Job = Copy out every item below, putting "face-outline" wherever "face-shape" appears and keeping everything else the same.

## start

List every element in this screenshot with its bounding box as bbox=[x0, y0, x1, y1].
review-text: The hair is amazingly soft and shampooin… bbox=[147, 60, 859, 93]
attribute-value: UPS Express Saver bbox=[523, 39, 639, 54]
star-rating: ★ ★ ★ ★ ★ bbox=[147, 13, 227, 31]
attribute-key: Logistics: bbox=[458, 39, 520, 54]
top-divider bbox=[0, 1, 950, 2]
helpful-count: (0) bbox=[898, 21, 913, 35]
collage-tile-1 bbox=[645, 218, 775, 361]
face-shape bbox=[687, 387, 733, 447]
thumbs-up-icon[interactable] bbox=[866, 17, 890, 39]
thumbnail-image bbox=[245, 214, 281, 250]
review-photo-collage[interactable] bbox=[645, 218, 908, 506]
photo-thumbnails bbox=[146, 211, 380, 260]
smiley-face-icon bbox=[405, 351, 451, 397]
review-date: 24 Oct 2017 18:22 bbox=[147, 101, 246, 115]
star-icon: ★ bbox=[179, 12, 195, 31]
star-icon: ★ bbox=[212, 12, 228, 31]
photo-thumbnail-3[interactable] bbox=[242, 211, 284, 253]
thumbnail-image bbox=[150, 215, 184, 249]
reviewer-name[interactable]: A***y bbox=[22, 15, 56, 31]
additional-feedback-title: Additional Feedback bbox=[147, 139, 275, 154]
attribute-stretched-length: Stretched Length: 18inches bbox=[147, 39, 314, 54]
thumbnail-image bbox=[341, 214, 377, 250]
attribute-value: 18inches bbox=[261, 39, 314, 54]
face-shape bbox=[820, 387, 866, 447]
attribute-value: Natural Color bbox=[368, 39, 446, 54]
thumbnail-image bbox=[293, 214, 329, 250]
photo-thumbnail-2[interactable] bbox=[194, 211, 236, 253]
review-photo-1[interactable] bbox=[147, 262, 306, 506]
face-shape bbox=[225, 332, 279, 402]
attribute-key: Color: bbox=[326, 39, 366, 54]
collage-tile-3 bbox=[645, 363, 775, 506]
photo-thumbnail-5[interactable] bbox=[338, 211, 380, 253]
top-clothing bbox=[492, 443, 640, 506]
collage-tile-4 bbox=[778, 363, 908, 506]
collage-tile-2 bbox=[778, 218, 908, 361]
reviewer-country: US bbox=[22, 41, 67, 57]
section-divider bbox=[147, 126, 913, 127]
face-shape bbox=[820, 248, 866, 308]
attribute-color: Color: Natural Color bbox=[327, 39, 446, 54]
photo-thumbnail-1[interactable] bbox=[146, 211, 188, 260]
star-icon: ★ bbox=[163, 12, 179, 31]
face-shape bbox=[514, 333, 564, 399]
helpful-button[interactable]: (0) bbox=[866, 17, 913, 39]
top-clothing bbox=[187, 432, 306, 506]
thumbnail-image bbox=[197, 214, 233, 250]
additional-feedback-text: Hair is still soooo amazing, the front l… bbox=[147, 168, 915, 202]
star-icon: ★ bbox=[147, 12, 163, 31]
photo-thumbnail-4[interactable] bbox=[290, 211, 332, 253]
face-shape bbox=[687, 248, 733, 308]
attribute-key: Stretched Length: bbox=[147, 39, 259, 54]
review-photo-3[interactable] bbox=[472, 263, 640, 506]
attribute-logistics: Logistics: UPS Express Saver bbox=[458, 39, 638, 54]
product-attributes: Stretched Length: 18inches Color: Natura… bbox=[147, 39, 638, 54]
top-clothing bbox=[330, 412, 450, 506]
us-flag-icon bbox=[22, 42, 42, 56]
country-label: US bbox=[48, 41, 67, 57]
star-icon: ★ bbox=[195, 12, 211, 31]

## end

Correct result =
List every element in this screenshot with its bounding box as bbox=[x0, y0, x1, y1].
review-text: The hair is amazingly soft and shampooin… bbox=[147, 60, 859, 93]
attribute-value: UPS Express Saver bbox=[523, 39, 639, 54]
star-rating: ★ ★ ★ ★ ★ bbox=[147, 13, 227, 31]
attribute-key: Logistics: bbox=[458, 39, 520, 54]
top-divider bbox=[0, 1, 950, 2]
helpful-count: (0) bbox=[898, 21, 913, 35]
collage-tile-1 bbox=[645, 218, 775, 361]
face-outline bbox=[687, 387, 733, 447]
thumbs-up-icon[interactable] bbox=[866, 17, 890, 39]
thumbnail-image bbox=[245, 214, 281, 250]
review-photo-collage[interactable] bbox=[645, 218, 908, 506]
photo-thumbnails bbox=[146, 211, 380, 260]
smiley-face-icon bbox=[405, 351, 451, 397]
review-date: 24 Oct 2017 18:22 bbox=[147, 101, 246, 115]
star-icon: ★ bbox=[179, 12, 195, 31]
star-icon: ★ bbox=[212, 12, 228, 31]
photo-thumbnail-3[interactable] bbox=[242, 211, 284, 253]
thumbnail-image bbox=[150, 215, 184, 249]
reviewer-name[interactable]: A***y bbox=[22, 15, 56, 31]
additional-feedback-title: Additional Feedback bbox=[147, 139, 275, 154]
attribute-stretched-length: Stretched Length: 18inches bbox=[147, 39, 314, 54]
thumbnail-image bbox=[341, 214, 377, 250]
attribute-value: 18inches bbox=[261, 39, 314, 54]
face-outline bbox=[820, 387, 866, 447]
attribute-value: Natural Color bbox=[368, 39, 446, 54]
thumbnail-image bbox=[293, 214, 329, 250]
photo-thumbnail-2[interactable] bbox=[194, 211, 236, 253]
review-photo-1[interactable] bbox=[147, 262, 306, 506]
face-outline bbox=[225, 332, 279, 402]
attribute-key: Color: bbox=[326, 39, 366, 54]
collage-tile-3 bbox=[645, 363, 775, 506]
photo-thumbnail-5[interactable] bbox=[338, 211, 380, 253]
top-clothing bbox=[492, 443, 640, 506]
collage-tile-4 bbox=[778, 363, 908, 506]
collage-tile-2 bbox=[778, 218, 908, 361]
reviewer-country: US bbox=[22, 41, 67, 57]
section-divider bbox=[147, 126, 913, 127]
face-outline bbox=[820, 248, 866, 308]
attribute-color: Color: Natural Color bbox=[327, 39, 446, 54]
photo-thumbnail-1[interactable] bbox=[146, 211, 188, 260]
star-icon: ★ bbox=[163, 12, 179, 31]
face-outline bbox=[514, 333, 564, 399]
helpful-button[interactable]: (0) bbox=[866, 17, 913, 39]
top-clothing bbox=[187, 432, 306, 506]
thumbnail-image bbox=[197, 214, 233, 250]
additional-feedback-text: Hair is still soooo amazing, the front l… bbox=[147, 168, 915, 202]
star-icon: ★ bbox=[147, 12, 163, 31]
photo-thumbnail-4[interactable] bbox=[290, 211, 332, 253]
face-outline bbox=[687, 248, 733, 308]
attribute-key: Stretched Length: bbox=[147, 39, 259, 54]
review-photo-3[interactable] bbox=[472, 263, 640, 506]
attribute-logistics: Logistics: UPS Express Saver bbox=[458, 39, 638, 54]
product-attributes: Stretched Length: 18inches Color: Natura… bbox=[147, 39, 638, 54]
top-clothing bbox=[330, 412, 450, 506]
us-flag-icon bbox=[22, 42, 42, 56]
country-label: US bbox=[48, 41, 67, 57]
star-icon: ★ bbox=[195, 12, 211, 31]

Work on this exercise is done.